**What you will do:**
Would you transcribe all of the data exactly, down to the last character?

**Records about charts and figures:**

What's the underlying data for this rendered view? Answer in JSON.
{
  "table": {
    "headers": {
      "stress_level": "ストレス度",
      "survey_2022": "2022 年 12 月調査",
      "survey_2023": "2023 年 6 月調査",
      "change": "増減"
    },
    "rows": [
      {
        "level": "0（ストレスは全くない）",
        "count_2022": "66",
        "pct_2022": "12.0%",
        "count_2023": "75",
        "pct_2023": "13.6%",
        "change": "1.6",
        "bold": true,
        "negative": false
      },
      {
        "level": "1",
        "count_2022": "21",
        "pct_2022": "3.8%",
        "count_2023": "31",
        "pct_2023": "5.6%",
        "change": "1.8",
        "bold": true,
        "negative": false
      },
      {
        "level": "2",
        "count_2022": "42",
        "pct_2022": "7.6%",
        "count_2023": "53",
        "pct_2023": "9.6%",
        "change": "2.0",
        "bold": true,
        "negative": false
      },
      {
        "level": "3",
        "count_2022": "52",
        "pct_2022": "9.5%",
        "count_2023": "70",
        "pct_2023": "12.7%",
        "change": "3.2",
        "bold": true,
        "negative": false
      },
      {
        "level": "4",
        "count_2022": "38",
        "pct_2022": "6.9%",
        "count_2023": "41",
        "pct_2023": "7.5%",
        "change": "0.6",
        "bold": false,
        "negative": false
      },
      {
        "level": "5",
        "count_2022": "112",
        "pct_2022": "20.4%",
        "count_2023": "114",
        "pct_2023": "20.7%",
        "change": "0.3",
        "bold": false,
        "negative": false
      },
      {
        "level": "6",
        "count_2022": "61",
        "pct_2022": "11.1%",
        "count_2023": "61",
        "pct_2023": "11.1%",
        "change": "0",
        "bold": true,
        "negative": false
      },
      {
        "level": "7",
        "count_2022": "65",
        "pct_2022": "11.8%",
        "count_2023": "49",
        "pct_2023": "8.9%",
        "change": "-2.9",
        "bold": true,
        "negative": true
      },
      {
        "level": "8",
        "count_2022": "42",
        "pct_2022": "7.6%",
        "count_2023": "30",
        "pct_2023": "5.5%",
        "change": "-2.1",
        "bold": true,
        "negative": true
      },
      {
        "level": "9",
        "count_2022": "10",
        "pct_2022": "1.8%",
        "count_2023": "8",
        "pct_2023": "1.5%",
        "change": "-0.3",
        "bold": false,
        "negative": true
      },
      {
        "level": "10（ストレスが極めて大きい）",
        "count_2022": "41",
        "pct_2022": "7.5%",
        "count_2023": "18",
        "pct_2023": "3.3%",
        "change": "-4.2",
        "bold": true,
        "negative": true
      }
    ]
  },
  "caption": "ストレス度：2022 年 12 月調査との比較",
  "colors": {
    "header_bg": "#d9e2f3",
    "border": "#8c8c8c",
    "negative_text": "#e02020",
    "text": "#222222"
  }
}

**Reply:**
What's the underlying data for this rendered view? Answer in JSON.
{
  "table": {
    "headers": {
      "stress_level": "ストレス度",
      "survey_2022": "2022 年 12 月調査",
      "survey_2023": "2023 年 6 月調査",
      "change": "増減"
    },
    "rows": [
      {
        "level": "0（ストレスは全くない）",
        "count_2022": "66",
        "pct_2022": "12.0%",
        "count_2023": "75",
        "pct_2023": "13.6%",
        "change": "1.6",
        "bold": true,
        "negative": false
      },
      {
        "level": "1",
        "count_2022": "21",
        "pct_2022": "3.8%",
        "count_2023": "31",
        "pct_2023": "5.6%",
        "change": "1.8",
        "bold": true,
        "negative": false
      },
      {
        "level": "2",
        "count_2022": "42",
        "pct_2022": "7.6%",
        "count_2023": "53",
        "pct_2023": "9.6%",
        "change": "2.0",
        "bold": true,
        "negative": false
      },
      {
        "level": "3",
        "count_2022": "52",
        "pct_2022": "9.5%",
        "count_2023": "70",
        "pct_2023": "12.7%",
        "change": "3.2",
        "bold": true,
        "negative": false
      },
      {
        "level": "4",
        "count_2022": "38",
        "pct_2022": "6.9%",
        "count_2023": "41",
        "pct_2023": "7.5%",
        "change": "0.6",
        "bold": false,
        "negative": false
      },
      {
        "level": "5",
        "count_2022": "112",
        "pct_2022": "20.4%",
        "count_2023": "114",
        "pct_2023": "20.7%",
        "change": "0.3",
        "bold": false,
        "negative": false
      },
      {
        "level": "6",
        "count_2022": "61",
        "pct_2022": "11.1%",
        "count_2023": "61",
        "pct_2023": "11.1%",
        "change": "0",
        "bold": true,
        "negative": false
      },
      {
        "level": "7",
        "count_2022": "65",
        "pct_2022": "11.8%",
        "count_2023": "49",
        "pct_2023": "8.9%",
        "change": "-2.9",
        "bold": true,
        "negative": true
      },
      {
        "level": "8",
        "count_2022": "42",
        "pct_2022": "7.6%",
        "count_2023": "30",
        "pct_2023": "5.5%",
        "change": "-2.1",
        "bold": true,
        "negative": true
      },
      {
        "level": "9",
        "count_2022": "10",
        "pct_2022": "1.8%",
        "count_2023": "8",
        "pct_2023": "1.5%",
        "change": "-0.3",
        "bold": false,
        "negative": true
      },
      {
        "level": "10（ストレスが極めて大きい）",
        "count_2022": "41",
        "pct_2022": "7.5%",
        "count_2023": "18",
        "pct_2023": "3.3%",
        "change": "-4.2",
        "bold": true,
        "negative": true
      }
    ]
  },
  "caption": "ストレス度：2022 年 12 月調査との比較",
  "colors": {
    "header_bg": "#d9e2f3",
    "border": "#8c8c8c",
    "negative_text": "#e02020",
    "text": "#222222"
  }
}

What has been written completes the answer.